— START EXERCISE INPUTS —
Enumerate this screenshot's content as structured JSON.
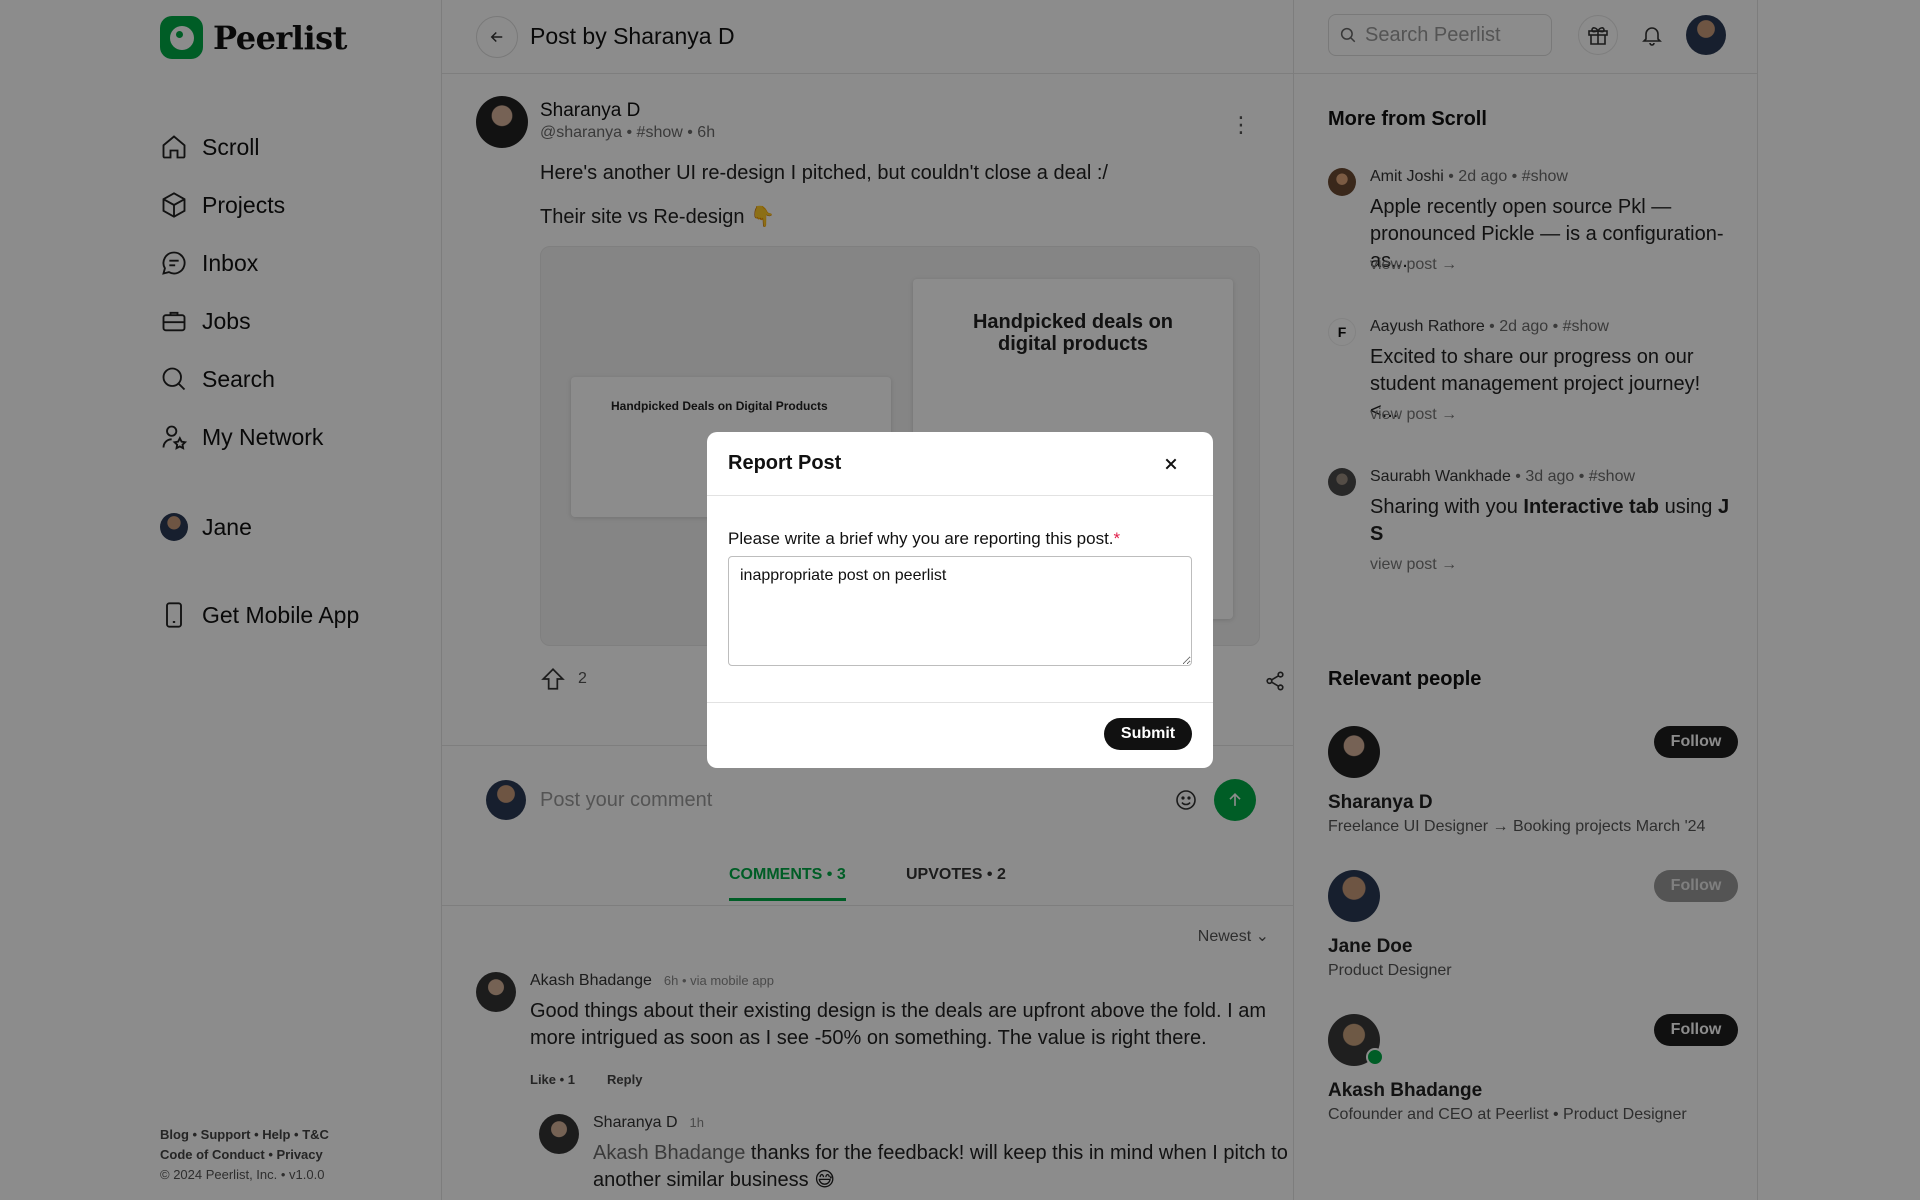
{
  "brand": {
    "name": "Peerlist",
    "accent": "#00aa45"
  },
  "sidebar": {
    "items": [
      {
        "label": "Scroll",
        "icon": "home-icon"
      },
      {
        "label": "Projects",
        "icon": "cube-icon"
      },
      {
        "label": "Inbox",
        "icon": "chat-icon"
      },
      {
        "label": "Jobs",
        "icon": "briefcase-icon"
      },
      {
        "label": "Search",
        "icon": "search-icon"
      },
      {
        "label": "My Network",
        "icon": "network-icon"
      }
    ],
    "profile_label": "Jane",
    "app_label": "Get Mobile App",
    "footer": {
      "line1": "Blog • Support • Help • T&C",
      "line2": "Code of Conduct • Privacy",
      "line3": "© 2024 Peerlist, Inc. • v1.0.0"
    }
  },
  "center": {
    "title": "Post by Sharanya D",
    "post": {
      "author": "Sharanya D",
      "meta": "@sharanya • #show • 6h",
      "text1": "Here's another UI re-design I pitched, but couldn't close a deal :/",
      "text2": "Their site vs Re-design 👇",
      "image_left_title": "Handpicked Deals on Digital Products",
      "image_right_title": "Handpicked deals on digital products",
      "upvotes": "2"
    },
    "comment_placeholder": "Post your comment",
    "tabs": {
      "comments": "COMMENTS • 3",
      "upvotes": "UPVOTES • 2"
    },
    "sort_label": "Newest",
    "comments": [
      {
        "author": "Akash Bhadange",
        "time": "6h • via mobile app",
        "text": "Good things about their existing design is the deals are upfront above the fold. I am more intrigued as soon as I see -50% on something. The value is right there.",
        "like": "Like • 1",
        "reply": "Reply"
      },
      {
        "author": "Sharanya D",
        "time": "1h",
        "mention": "Akash Bhadange",
        "text": " thanks for the feedback! will keep this in mind when I pitch to another similar business 😅"
      }
    ]
  },
  "right": {
    "search_placeholder": "Search Peerlist",
    "more_title": "More from Scroll",
    "more": [
      {
        "author": "Amit Joshi",
        "meta": " • 2d ago • #show",
        "text": "Apple recently open source Pkl — pronounced Pickle — is a configuration-as...",
        "link": "view post →"
      },
      {
        "author": "Aayush Rathore",
        "meta": " • 2d ago • #show",
        "text": "Excited to share our progress on our student management project journey! <...",
        "link": "view post →"
      },
      {
        "author": "Saurabh Wankhade",
        "meta": " • 3d ago • #show",
        "text_prefix": "Sharing with you ",
        "text_bold": "Interactive tab",
        "text_mid": " using ",
        "text_bold2": "J S",
        "link": "view post →"
      }
    ],
    "people_title": "Relevant people",
    "people": [
      {
        "name": "Sharanya D",
        "desc": "Freelance UI Designer → Booking projects March '24",
        "button": "Follow"
      },
      {
        "name": "Jane Doe",
        "desc": "Product Designer",
        "button": "Follow"
      },
      {
        "name": "Akash Bhadange",
        "desc": "Cofounder and CEO at Peerlist • Product Designer",
        "button": "Follow"
      }
    ]
  },
  "modal": {
    "title": "Report Post",
    "label": "Please write a brief why you are reporting this post.",
    "required_mark": "*",
    "value": "inappropriate post on peerlist",
    "submit": "Submit"
  }
}
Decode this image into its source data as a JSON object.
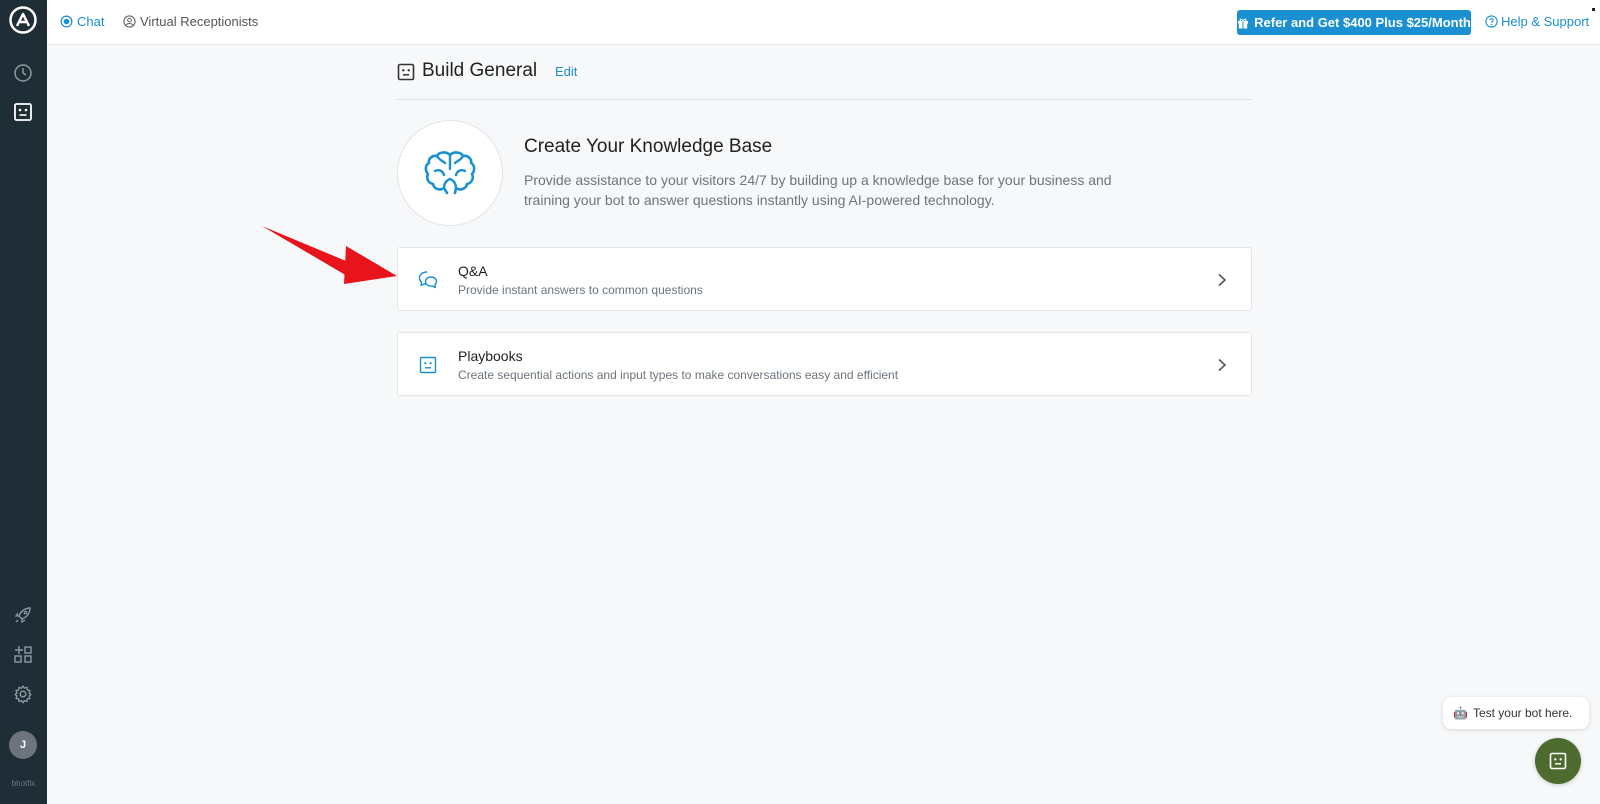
{
  "topbar": {
    "tabs": [
      {
        "label": "Chat",
        "icon": "chat-bubble-icon",
        "active": true
      },
      {
        "label": "Virtual Receptionists",
        "icon": "receptionist-icon",
        "active": false
      }
    ],
    "refer_label": "Refer and Get $400 Plus $25/Month",
    "help_label": "Help & Support"
  },
  "sidebar": {
    "items": [
      {
        "name": "history",
        "icon": "clock-icon"
      },
      {
        "name": "bots",
        "icon": "bot-icon",
        "active": true
      },
      {
        "name": "launch",
        "icon": "rocket-icon"
      },
      {
        "name": "apps",
        "icon": "grid-add-icon"
      },
      {
        "name": "settings",
        "icon": "gear-icon"
      }
    ],
    "avatar_initial": "J",
    "brand": "bhotfix"
  },
  "header": {
    "title": "Build General",
    "edit_label": "Edit"
  },
  "intro": {
    "title": "Create Your Knowledge Base",
    "description": "Provide assistance to your visitors 24/7 by building up a knowledge base for your business and training your bot to answer questions instantly using AI-powered technology."
  },
  "cards": [
    {
      "title": "Q&A",
      "description": "Provide instant answers to common questions",
      "icon": "qa-bubbles-icon"
    },
    {
      "title": "Playbooks",
      "description": "Create sequential actions and input types to make conversations easy and efficient",
      "icon": "bot-icon"
    }
  ],
  "test_bot": {
    "bubble_text": "Test your bot here.",
    "emoji": "🤖"
  },
  "colors": {
    "accent": "#1a8fd1",
    "sidebar": "#1f2d36",
    "fab": "#4d6b2e",
    "annotation_arrow": "#e8141b"
  }
}
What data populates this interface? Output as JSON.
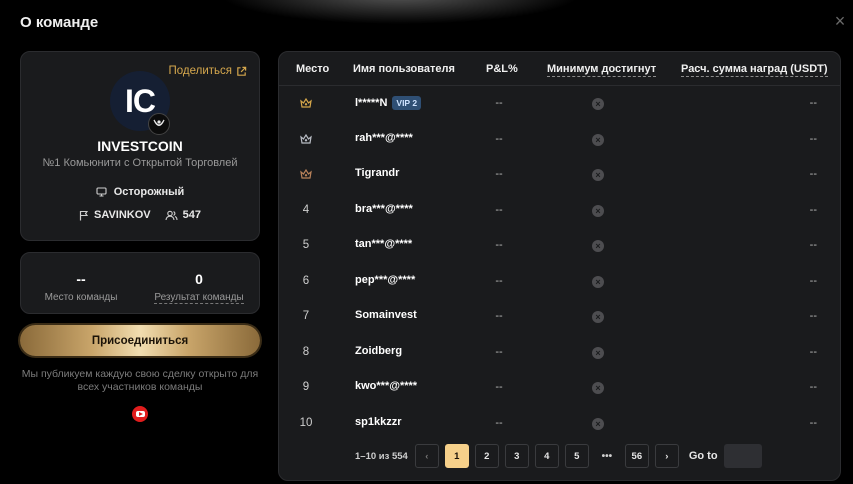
— END EXERCISE INPUTS —
### [GOAL]
Read the data above. Pull out each line in which the string "Akash" appears.

### [EXERCISE RESPONSE]
        "author": "Akash Bhadange",
        "mention": "Akash Bhadange",
        "name": "Akash Bhadange",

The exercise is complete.